→ Goal:
Reproduce the records from the line containing "action-bar: ❮ In Onda (0, 36, 506, 103)" through the line containing "start-time: 20:37 (93, 763, 141, 784)", with both of those lines included.

[Spatial annotation records]
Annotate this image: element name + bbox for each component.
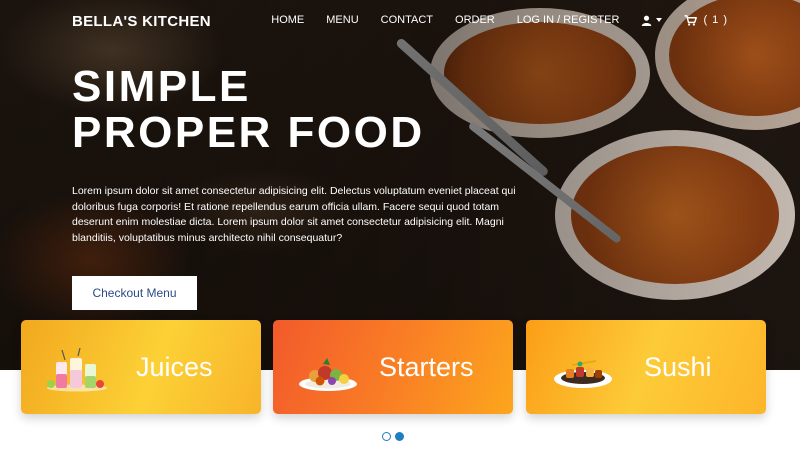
juice-glasses-image [47,348,107,392]
nav-menu-link[interactable]: MENU [326,14,358,26]
nav-login-link[interactable]: LOG IN / REGISTER [517,14,620,26]
category-card-sushi[interactable]: Sushi [526,320,766,414]
category-label: Starters [379,352,474,382]
hero-description: Lorem ipsum dolor sit amet consectetur a… [72,185,516,244]
chevron-down-icon [656,18,663,22]
nav-links: HOME MENU CONTACT ORDER LOG IN / REGISTE… [249,14,728,26]
hero-title-line-1: SIMPLE [72,62,251,111]
top-navbar: BELLA'S KITCHEN HOME MENU CONTACT ORDER … [0,0,800,42]
sushi-plate-image [554,360,612,388]
nav-home-link[interactable]: HOME [271,14,304,26]
nav-order-link[interactable]: ORDER [455,14,495,26]
cart-icon [684,14,698,26]
hero-section: BELLA'S KITCHEN HOME MENU CONTACT ORDER … [0,0,800,370]
starter-plate-image [299,358,357,391]
user-menu-toggle[interactable] [641,15,663,26]
hero-title: SIMPLE PROPER FOOD [72,64,425,156]
checkout-menu-button[interactable]: Checkout Menu [72,276,197,310]
category-card-starters[interactable]: Starters [273,320,513,414]
category-card-juices[interactable]: Juices [21,320,261,414]
carousel-indicators [382,432,408,441]
user-icon [642,15,652,26]
cart-count: ( 1 ) [703,14,728,26]
category-label: Sushi [644,352,712,382]
nav-contact-link[interactable]: CONTACT [381,14,433,26]
brand-logo[interactable]: BELLA'S KITCHEN [72,13,211,30]
category-label: Juices [136,352,213,382]
carousel-dot-active[interactable] [395,432,404,441]
cart-button[interactable]: ( 1 ) [684,14,728,26]
carousel-dot[interactable] [382,432,391,441]
hero-title-line-2: PROPER FOOD [72,108,425,157]
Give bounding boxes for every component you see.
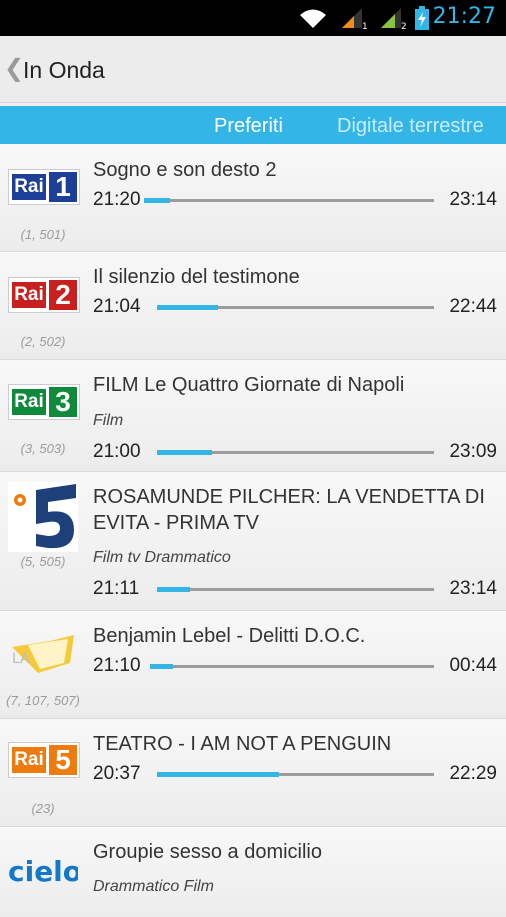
action-bar: ❮ In Onda (0, 36, 506, 103)
channel-numbers: (5, 505) (20, 554, 66, 569)
program-list: Rai 1 (1, 501) Sogno e son desto 2 21:20… (0, 144, 506, 917)
program-genre: Film (93, 412, 124, 429)
progress-fill (150, 664, 173, 669)
svg-text:1: 1 (362, 22, 368, 30)
program-title: FILM Le Quattro Giornate di Napoli (93, 374, 405, 396)
progress-fill (144, 198, 171, 203)
program-title: ROSAMUNDE PILCHER: LA VENDETTA DI EVITA … (93, 486, 485, 534)
program-row[interactable]: Rai 1 (1, 501) Sogno e son desto 2 21:20… (0, 144, 506, 252)
start-time: 21:00 (93, 441, 141, 462)
canale-5-logo (8, 482, 78, 552)
program-row[interactable]: LA (7, 107, 507) Benjamin Lebel - Delitt… (0, 611, 506, 719)
end-time: 22:29 (449, 763, 497, 784)
start-time: 21:11 (93, 578, 140, 599)
program-title: Il silenzio del testimone (93, 266, 300, 288)
signal-sim2-icon: 2 (381, 8, 407, 30)
program-title: Groupie sesso a domicilio (93, 841, 322, 863)
progress-bar (150, 664, 434, 669)
tab-strip: Preferiti Digitale terrestre (0, 106, 506, 144)
svg-text:cielo: cielo (8, 857, 78, 887)
signal-sim1-icon: 1 (342, 8, 368, 30)
end-time: 00:44 (449, 655, 497, 676)
chevron-left-icon[interactable]: ❮ (4, 54, 24, 83)
progress-fill (157, 587, 191, 592)
progress-bar (144, 198, 434, 203)
start-time: 20:37 (93, 763, 141, 784)
rai-3-logo: Rai 3 (8, 384, 80, 424)
status-time: 21:27 (432, 4, 496, 29)
battery-charging-icon (415, 6, 429, 30)
program-genre: Drammatico Film (93, 878, 214, 895)
program-genre: Film tv Drammatico (93, 549, 231, 566)
start-time: 21:10 (93, 655, 141, 676)
end-time: 23:14 (449, 578, 497, 599)
program-title: TEATRO - I AM NOT A PENGUIN (93, 733, 392, 755)
cielo-logo: cielo (8, 855, 82, 897)
progress-fill (157, 305, 218, 310)
progress-bar (157, 587, 434, 592)
channel-numbers: (2, 502) (20, 334, 66, 349)
la7-logo: LA (8, 633, 78, 677)
channel-numbers: (23) (31, 801, 55, 816)
channel-numbers: (1, 501) (20, 227, 66, 242)
svg-text:2: 2 (401, 22, 407, 30)
tab-preferiti[interactable]: Preferiti (214, 115, 283, 138)
end-time: 22:44 (449, 296, 497, 317)
program-row[interactable]: (5, 505) ROSAMUNDE PILCHER: LA VENDETTA … (0, 472, 506, 611)
status-bar: 1 2 21:27 (0, 0, 506, 36)
wifi-icon (300, 9, 326, 28)
end-time: 23:14 (449, 189, 497, 210)
program-row[interactable]: Rai 2 (2, 502) Il silenzio del testimone… (0, 252, 506, 360)
svg-text:LA: LA (12, 651, 30, 667)
program-row[interactable]: cielo Groupie sesso a domicilio Drammati… (0, 827, 506, 917)
program-row[interactable]: Rai 3 (3, 503) FILM Le Quattro Giornate … (0, 360, 506, 472)
progress-fill (157, 772, 279, 777)
rai-2-logo: Rai 2 (8, 277, 80, 317)
progress-fill (157, 450, 213, 455)
rai-5-logo: Rai 5 (8, 742, 80, 782)
page-title[interactable]: In Onda (23, 57, 105, 84)
rai-1-logo: Rai 1 (8, 169, 80, 209)
tab-digitale-terrestre[interactable]: Digitale terrestre (337, 115, 484, 138)
end-time: 23:09 (449, 441, 497, 462)
program-title: Sogno e son desto 2 (93, 159, 277, 181)
program-row[interactable]: Rai 5 (23) TEATRO - I AM NOT A PENGUIN 2… (0, 719, 506, 827)
program-title: Benjamin Lebel - Delitti D.O.C. (93, 625, 366, 647)
progress-bar (157, 305, 434, 310)
start-time: 21:04 (93, 296, 141, 317)
channel-numbers: (7, 107, 507) (6, 693, 80, 708)
start-time: 21:20 (93, 189, 141, 210)
channel-numbers: (3, 503) (20, 441, 66, 456)
progress-bar (157, 772, 434, 777)
progress-bar (157, 450, 434, 455)
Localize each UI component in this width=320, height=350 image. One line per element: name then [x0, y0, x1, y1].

→ Response to this exercise:
action-bar: ❮ In Onda (0, 36, 506, 103)
channel-numbers: (5, 505) (20, 554, 66, 569)
program-list: Rai 1 (1, 501) Sogno e son desto 2 21:20… (0, 144, 506, 917)
program-genre: Film (93, 412, 124, 429)
progress-fill (150, 664, 173, 669)
svg-text:1: 1 (362, 22, 368, 30)
program-title: FILM Le Quattro Giornate di Napoli (93, 374, 405, 396)
progress-fill (144, 198, 171, 203)
program-title: ROSAMUNDE PILCHER: LA VENDETTA DI EVITA … (93, 486, 485, 534)
program-row[interactable]: Rai 1 (1, 501) Sogno e son desto 2 21:20… (0, 144, 506, 252)
start-time: 21:00 (93, 441, 141, 462)
canale-5-logo (8, 482, 78, 552)
program-row[interactable]: LA (7, 107, 507) Benjamin Lebel - Delitt… (0, 611, 506, 719)
end-time: 22:29 (449, 763, 497, 784)
start-time: 21:11 (93, 578, 140, 599)
program-title: Il silenzio del testimone (93, 266, 300, 288)
signal-sim2-icon: 2 (381, 8, 407, 30)
program-title: Groupie sesso a domicilio (93, 841, 322, 863)
progress-bar (150, 664, 434, 669)
tab-strip: Preferiti Digitale terrestre (0, 106, 506, 144)
svg-text:cielo: cielo (8, 857, 78, 887)
signal-sim1-icon: 1 (342, 8, 368, 30)
end-time: 00:44 (449, 655, 497, 676)
chevron-left-icon[interactable]: ❮ (4, 54, 24, 83)
progress-fill (157, 587, 191, 592)
progress-bar (144, 198, 434, 203)
start-time: 20:37 (93, 763, 141, 784)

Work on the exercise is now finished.